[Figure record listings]
------

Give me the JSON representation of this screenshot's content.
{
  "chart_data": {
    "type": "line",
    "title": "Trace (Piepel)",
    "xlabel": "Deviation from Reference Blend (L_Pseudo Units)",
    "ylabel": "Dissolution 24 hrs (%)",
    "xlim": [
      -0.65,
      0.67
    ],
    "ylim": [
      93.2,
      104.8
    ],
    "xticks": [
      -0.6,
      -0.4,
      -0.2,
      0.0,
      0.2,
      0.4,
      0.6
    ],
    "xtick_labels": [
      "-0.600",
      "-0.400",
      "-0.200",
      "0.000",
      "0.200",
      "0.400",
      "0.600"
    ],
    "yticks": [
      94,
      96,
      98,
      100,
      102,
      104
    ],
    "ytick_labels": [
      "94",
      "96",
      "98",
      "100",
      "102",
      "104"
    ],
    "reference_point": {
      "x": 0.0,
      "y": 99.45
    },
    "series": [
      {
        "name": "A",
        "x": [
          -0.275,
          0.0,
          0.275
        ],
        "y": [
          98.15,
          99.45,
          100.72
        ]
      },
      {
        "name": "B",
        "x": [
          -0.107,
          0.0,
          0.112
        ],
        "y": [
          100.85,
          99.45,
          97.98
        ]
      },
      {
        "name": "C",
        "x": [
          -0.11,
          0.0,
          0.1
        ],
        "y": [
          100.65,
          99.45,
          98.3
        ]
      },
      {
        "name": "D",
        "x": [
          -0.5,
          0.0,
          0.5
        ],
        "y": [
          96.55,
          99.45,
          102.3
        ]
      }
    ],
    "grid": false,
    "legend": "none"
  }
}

------

## WRITTEN PROBLEM
All of the material above needs to be retyped word for word.

## SOLVED EXERCISE
Give me the JSON representation of this screenshot's content.
{
  "chart_data": {
    "type": "line",
    "title": "Trace (Piepel)",
    "xlabel": "Deviation from Reference Blend (L_Pseudo Units)",
    "ylabel": "Dissolution 24 hrs (%)",
    "xlim": [
      -0.65,
      0.67
    ],
    "ylim": [
      93.2,
      104.8
    ],
    "xticks": [
      -0.6,
      -0.4,
      -0.2,
      0.0,
      0.2,
      0.4,
      0.6
    ],
    "xtick_labels": [
      "-0.600",
      "-0.400",
      "-0.200",
      "0.000",
      "0.200",
      "0.400",
      "0.600"
    ],
    "yticks": [
      94,
      96,
      98,
      100,
      102,
      104
    ],
    "ytick_labels": [
      "94",
      "96",
      "98",
      "100",
      "102",
      "104"
    ],
    "reference_point": {
      "x": 0.0,
      "y": 99.45
    },
    "series": [
      {
        "name": "A",
        "x": [
          -0.275,
          0.0,
          0.275
        ],
        "y": [
          98.15,
          99.45,
          100.72
        ]
      },
      {
        "name": "B",
        "x": [
          -0.107,
          0.0,
          0.112
        ],
        "y": [
          100.85,
          99.45,
          97.98
        ]
      },
      {
        "name": "C",
        "x": [
          -0.11,
          0.0,
          0.1
        ],
        "y": [
          100.65,
          99.45,
          98.3
        ]
      },
      {
        "name": "D",
        "x": [
          -0.5,
          0.0,
          0.5
        ],
        "y": [
          96.55,
          99.45,
          102.3
        ]
      }
    ],
    "grid": false,
    "legend": "none"
  }
}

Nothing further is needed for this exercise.